* SHORT EXERCISE
Each line that holds the string "your" counts once; say how many such lines there are and add nothing.

* DATA ENTRIES
- - - - -

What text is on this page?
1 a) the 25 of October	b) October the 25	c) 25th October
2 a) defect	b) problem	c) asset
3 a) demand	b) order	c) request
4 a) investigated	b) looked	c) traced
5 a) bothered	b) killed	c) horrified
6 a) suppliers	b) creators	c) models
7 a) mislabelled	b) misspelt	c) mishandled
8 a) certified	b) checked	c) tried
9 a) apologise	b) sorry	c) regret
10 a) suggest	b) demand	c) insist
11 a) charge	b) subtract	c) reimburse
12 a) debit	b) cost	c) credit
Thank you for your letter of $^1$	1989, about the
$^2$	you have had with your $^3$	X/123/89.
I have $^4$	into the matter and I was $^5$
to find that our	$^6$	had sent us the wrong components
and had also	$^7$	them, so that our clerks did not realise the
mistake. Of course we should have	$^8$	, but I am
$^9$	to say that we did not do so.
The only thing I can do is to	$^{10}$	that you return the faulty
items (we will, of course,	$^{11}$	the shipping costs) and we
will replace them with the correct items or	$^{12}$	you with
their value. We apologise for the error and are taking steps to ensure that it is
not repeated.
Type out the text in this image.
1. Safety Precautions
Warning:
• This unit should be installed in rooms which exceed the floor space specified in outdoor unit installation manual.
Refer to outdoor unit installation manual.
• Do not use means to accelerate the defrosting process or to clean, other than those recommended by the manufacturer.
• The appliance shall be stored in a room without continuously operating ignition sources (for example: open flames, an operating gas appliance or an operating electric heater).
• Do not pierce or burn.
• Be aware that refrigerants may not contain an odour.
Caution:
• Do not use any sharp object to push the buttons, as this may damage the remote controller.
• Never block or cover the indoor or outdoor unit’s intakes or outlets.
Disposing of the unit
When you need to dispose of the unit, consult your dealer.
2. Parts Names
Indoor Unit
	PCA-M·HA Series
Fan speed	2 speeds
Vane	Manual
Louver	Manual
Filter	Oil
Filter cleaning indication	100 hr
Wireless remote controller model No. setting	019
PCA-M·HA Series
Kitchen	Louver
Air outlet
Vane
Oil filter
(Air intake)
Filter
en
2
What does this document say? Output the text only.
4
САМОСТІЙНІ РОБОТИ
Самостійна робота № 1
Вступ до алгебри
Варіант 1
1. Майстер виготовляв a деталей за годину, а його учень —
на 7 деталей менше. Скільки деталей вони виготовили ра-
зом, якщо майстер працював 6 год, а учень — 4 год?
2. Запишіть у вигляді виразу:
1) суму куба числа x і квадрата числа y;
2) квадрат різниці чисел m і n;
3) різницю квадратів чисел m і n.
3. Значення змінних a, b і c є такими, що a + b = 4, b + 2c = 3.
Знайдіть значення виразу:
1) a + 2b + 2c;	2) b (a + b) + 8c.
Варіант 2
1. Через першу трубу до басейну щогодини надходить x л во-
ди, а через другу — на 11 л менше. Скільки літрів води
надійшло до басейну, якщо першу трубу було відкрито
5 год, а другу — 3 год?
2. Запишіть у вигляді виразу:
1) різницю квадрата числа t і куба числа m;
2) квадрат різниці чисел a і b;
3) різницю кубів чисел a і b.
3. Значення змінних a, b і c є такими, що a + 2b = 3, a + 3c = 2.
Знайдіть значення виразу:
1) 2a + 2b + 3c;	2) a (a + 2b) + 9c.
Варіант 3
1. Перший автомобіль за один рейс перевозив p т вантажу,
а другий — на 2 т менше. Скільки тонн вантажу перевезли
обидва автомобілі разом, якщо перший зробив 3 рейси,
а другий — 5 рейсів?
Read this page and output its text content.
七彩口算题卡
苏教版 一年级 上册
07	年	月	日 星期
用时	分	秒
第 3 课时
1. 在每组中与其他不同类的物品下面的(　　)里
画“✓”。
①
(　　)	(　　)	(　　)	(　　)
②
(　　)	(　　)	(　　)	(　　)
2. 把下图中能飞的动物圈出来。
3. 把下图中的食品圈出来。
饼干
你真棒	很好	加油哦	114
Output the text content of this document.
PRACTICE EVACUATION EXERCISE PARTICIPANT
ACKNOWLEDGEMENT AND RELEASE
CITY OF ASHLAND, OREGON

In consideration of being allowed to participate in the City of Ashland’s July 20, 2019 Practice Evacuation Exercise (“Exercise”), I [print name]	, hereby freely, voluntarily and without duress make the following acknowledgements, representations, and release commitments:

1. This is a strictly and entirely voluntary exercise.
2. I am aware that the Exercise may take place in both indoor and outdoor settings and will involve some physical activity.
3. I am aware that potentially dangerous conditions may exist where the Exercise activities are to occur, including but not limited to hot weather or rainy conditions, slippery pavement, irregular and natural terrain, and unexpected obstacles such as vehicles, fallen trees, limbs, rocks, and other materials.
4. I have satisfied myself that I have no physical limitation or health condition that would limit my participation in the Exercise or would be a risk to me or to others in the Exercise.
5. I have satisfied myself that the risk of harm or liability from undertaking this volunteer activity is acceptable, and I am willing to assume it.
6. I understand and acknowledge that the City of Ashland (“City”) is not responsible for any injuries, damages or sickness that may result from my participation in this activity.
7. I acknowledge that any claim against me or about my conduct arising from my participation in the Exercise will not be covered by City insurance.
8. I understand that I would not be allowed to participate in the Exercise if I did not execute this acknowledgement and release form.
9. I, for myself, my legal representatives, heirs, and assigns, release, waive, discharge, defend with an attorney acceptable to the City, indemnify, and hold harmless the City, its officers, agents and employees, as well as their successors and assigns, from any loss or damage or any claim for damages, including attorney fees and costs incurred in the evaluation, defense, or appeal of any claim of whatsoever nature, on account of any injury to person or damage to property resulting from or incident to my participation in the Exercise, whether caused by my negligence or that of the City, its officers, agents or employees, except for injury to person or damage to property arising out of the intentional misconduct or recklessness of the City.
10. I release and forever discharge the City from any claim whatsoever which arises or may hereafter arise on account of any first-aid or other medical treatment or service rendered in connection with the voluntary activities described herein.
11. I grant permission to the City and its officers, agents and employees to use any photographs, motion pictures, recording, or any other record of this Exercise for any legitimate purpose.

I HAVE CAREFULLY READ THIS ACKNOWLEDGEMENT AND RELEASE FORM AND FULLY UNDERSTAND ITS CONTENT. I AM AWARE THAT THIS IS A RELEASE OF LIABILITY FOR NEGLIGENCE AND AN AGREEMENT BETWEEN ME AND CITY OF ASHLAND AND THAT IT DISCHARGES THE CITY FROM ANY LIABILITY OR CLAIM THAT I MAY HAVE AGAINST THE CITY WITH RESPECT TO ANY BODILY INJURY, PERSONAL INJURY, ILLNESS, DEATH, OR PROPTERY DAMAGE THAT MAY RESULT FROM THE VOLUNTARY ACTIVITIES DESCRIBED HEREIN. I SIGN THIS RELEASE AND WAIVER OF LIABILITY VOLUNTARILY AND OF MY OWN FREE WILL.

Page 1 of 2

- - - - -

* EXERCISE OUTPUT
3